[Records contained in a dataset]
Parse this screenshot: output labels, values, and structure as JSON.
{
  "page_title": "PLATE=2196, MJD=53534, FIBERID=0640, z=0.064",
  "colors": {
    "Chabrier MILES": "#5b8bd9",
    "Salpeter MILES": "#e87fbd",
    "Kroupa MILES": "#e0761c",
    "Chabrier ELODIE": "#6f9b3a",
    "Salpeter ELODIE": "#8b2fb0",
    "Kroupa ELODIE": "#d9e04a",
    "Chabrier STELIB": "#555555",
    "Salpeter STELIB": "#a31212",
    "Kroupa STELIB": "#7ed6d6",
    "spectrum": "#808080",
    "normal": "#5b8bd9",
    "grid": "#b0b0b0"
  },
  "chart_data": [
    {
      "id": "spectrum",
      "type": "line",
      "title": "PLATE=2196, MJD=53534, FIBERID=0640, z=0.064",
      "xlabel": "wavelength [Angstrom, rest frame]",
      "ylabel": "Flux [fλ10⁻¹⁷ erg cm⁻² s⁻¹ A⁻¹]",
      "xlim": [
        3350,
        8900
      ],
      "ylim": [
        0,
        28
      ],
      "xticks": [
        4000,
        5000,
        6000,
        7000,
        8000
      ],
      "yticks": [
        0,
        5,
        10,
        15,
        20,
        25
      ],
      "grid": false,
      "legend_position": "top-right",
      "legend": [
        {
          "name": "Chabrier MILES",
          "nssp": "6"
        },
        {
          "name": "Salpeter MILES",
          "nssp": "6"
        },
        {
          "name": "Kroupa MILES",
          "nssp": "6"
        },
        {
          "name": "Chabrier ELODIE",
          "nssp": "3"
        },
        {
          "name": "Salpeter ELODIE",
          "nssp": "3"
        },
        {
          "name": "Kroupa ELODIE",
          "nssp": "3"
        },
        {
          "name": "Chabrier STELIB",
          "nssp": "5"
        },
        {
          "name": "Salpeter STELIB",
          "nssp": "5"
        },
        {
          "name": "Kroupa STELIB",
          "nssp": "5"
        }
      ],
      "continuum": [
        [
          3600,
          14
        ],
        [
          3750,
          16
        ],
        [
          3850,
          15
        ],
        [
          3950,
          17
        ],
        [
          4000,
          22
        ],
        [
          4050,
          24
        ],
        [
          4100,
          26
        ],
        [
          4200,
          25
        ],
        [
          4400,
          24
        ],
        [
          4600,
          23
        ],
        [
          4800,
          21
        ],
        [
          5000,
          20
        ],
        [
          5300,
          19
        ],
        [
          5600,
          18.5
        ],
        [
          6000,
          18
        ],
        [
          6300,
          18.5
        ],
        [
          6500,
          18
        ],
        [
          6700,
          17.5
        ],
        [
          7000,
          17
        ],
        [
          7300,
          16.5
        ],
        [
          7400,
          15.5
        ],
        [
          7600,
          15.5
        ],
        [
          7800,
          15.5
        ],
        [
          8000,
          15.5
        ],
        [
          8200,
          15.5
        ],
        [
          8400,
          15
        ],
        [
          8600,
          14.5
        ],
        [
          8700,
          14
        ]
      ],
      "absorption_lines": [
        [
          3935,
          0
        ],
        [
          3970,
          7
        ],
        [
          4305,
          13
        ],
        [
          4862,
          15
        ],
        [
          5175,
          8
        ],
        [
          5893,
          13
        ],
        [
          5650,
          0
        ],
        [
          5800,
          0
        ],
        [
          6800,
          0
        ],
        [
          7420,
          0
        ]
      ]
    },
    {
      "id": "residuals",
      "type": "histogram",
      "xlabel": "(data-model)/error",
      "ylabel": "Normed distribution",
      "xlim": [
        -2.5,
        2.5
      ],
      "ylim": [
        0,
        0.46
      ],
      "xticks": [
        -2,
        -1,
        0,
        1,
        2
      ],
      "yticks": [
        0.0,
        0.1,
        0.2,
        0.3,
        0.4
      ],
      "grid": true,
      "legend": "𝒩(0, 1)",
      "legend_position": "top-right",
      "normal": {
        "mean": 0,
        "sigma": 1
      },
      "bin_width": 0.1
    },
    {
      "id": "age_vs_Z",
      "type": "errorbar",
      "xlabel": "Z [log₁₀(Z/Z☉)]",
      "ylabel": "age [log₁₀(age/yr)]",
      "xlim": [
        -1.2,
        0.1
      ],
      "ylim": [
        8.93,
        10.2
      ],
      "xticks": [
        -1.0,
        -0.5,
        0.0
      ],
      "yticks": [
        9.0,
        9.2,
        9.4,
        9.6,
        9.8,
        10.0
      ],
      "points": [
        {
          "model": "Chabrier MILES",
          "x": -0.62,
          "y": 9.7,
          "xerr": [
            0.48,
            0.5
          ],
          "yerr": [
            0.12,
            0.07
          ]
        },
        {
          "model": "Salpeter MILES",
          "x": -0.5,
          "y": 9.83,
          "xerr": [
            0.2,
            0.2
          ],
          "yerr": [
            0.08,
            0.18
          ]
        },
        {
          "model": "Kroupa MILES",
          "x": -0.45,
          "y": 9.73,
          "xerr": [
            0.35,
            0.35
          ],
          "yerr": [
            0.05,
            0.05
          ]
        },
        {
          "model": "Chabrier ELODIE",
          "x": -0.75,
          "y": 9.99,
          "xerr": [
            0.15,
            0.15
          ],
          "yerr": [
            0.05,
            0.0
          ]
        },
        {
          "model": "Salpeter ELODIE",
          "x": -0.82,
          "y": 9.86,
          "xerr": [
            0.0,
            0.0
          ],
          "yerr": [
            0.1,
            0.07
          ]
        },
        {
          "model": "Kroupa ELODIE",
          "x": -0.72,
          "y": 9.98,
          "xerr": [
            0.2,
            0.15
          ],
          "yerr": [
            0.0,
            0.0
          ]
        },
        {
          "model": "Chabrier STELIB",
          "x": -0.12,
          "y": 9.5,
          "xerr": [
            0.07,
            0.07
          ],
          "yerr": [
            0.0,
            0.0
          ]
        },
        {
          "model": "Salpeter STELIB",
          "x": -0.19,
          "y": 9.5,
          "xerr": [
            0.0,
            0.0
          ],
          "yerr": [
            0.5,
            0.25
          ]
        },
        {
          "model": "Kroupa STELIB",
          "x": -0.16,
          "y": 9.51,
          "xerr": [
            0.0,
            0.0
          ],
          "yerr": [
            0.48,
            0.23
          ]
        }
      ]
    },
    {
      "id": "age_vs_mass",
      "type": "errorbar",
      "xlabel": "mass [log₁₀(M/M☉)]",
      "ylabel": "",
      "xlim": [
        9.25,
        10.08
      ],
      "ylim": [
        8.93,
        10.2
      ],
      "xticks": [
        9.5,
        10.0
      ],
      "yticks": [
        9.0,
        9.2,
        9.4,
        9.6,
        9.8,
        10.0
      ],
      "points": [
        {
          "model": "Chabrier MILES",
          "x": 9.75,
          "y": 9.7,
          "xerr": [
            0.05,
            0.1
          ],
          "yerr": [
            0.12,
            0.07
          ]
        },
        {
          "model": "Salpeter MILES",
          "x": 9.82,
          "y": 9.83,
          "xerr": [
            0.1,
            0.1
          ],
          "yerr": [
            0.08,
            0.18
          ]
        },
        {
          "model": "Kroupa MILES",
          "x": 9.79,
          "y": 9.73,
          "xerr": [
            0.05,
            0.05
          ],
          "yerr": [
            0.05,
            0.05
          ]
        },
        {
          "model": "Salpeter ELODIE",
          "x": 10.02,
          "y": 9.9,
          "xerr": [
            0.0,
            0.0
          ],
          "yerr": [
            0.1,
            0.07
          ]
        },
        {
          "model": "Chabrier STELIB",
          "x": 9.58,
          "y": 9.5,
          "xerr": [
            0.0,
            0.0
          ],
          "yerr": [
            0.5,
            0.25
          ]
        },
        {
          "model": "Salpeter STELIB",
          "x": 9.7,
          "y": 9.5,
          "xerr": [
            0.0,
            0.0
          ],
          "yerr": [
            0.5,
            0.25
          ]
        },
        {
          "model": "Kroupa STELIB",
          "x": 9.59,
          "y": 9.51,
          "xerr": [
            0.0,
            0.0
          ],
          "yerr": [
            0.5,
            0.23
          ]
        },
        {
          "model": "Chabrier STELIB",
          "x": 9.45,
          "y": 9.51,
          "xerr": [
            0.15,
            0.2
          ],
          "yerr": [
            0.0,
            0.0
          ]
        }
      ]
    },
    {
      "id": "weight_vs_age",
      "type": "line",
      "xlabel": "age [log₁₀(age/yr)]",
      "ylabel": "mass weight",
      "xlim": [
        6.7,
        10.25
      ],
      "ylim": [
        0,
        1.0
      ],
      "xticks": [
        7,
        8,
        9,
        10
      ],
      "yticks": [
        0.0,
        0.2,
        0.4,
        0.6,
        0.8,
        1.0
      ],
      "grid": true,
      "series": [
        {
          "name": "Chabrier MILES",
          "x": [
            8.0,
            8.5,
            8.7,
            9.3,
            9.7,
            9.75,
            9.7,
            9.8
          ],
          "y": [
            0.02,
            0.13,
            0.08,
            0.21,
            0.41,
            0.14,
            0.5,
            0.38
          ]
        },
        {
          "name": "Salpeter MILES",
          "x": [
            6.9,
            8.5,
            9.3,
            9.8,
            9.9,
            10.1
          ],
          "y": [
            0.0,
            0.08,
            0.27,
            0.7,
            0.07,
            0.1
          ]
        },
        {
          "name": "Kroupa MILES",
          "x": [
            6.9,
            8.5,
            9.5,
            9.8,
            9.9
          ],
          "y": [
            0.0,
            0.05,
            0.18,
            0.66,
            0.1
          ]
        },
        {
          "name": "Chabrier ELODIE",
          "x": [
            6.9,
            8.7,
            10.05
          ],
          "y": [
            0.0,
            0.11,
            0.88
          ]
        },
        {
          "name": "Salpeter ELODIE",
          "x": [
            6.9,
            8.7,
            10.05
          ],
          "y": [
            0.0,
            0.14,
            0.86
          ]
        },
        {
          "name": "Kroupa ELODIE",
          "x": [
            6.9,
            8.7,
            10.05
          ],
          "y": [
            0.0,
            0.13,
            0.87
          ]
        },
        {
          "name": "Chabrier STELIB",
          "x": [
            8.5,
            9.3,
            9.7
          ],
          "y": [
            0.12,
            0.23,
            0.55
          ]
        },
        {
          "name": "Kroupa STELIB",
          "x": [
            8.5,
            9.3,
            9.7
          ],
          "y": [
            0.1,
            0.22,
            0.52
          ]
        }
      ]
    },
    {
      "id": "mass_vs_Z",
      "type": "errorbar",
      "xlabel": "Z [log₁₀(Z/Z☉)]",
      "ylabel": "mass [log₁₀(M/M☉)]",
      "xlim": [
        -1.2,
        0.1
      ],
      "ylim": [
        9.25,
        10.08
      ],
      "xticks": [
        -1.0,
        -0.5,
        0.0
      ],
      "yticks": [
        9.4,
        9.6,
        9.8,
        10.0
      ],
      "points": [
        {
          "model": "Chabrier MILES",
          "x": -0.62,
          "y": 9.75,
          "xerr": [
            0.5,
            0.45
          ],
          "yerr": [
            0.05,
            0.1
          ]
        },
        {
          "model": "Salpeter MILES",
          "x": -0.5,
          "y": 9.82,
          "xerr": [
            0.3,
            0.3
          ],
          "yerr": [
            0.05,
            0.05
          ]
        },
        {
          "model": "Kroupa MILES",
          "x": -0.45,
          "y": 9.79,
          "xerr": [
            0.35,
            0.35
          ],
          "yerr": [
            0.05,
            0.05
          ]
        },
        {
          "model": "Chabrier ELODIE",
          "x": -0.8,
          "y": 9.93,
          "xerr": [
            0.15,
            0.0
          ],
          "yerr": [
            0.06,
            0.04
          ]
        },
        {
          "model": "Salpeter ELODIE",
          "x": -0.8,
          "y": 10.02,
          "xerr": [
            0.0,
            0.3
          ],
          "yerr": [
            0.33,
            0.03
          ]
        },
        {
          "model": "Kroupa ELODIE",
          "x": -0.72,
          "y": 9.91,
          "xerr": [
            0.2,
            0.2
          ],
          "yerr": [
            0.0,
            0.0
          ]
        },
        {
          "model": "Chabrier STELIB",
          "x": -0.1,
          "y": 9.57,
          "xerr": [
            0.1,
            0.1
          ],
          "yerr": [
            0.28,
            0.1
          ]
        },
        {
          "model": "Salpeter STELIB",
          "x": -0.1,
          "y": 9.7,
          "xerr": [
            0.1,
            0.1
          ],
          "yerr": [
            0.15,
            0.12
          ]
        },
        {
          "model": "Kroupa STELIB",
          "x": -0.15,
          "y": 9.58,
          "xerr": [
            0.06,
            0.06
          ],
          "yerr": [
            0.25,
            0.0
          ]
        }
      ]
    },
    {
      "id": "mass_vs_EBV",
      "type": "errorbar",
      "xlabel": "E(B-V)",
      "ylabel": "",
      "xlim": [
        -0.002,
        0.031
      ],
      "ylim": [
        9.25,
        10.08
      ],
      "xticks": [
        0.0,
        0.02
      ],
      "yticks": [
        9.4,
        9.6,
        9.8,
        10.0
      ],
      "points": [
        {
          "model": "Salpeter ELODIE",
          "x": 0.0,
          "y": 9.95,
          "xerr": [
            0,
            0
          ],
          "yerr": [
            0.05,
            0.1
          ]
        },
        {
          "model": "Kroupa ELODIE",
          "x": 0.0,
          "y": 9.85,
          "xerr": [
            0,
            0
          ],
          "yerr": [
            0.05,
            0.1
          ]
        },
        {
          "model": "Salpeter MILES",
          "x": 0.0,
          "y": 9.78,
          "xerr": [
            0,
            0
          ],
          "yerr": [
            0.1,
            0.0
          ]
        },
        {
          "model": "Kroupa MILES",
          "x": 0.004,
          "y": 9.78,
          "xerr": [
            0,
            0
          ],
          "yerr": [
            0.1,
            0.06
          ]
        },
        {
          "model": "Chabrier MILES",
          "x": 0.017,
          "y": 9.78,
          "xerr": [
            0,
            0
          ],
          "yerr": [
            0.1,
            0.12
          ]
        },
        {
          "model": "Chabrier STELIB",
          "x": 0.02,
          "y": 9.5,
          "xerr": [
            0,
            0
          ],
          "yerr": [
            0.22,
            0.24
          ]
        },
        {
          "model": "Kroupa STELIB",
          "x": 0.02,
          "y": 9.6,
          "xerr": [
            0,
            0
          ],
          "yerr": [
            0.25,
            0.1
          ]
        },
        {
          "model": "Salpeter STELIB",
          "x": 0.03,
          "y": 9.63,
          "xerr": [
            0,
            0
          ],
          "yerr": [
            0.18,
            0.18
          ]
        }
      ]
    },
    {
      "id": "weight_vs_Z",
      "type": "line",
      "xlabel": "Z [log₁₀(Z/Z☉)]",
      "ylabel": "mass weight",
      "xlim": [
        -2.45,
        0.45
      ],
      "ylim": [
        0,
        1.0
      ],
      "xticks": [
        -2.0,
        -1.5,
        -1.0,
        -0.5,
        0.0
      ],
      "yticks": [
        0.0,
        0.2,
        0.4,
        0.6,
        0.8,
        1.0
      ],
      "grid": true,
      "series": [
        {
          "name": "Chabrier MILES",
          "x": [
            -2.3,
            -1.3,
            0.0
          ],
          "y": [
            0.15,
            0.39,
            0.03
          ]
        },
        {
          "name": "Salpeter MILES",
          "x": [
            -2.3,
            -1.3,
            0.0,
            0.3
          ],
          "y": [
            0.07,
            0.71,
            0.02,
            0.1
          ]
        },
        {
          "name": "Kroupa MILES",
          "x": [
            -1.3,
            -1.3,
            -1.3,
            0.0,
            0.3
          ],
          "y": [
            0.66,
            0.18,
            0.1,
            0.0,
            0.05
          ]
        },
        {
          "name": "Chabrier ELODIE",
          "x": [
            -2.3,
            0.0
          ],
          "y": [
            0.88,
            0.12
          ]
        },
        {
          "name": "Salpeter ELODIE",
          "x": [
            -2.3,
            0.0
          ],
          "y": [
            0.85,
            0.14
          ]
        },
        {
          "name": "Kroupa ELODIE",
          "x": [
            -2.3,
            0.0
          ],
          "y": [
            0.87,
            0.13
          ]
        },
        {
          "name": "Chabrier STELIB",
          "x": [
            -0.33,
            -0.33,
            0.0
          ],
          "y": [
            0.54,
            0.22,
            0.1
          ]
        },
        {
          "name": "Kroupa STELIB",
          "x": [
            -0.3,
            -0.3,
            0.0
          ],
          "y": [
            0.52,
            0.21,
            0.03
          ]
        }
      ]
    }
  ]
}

**Stated task:** Gather every line from the listing above in which the word "PLATE" appears.

**Answer to the task:**
  "page_title": "PLATE=2196, MJD=53534, FIBERID=0640, z=0.064",
      "title": "PLATE=2196, MJD=53534, FIBERID=0640, z=0.064",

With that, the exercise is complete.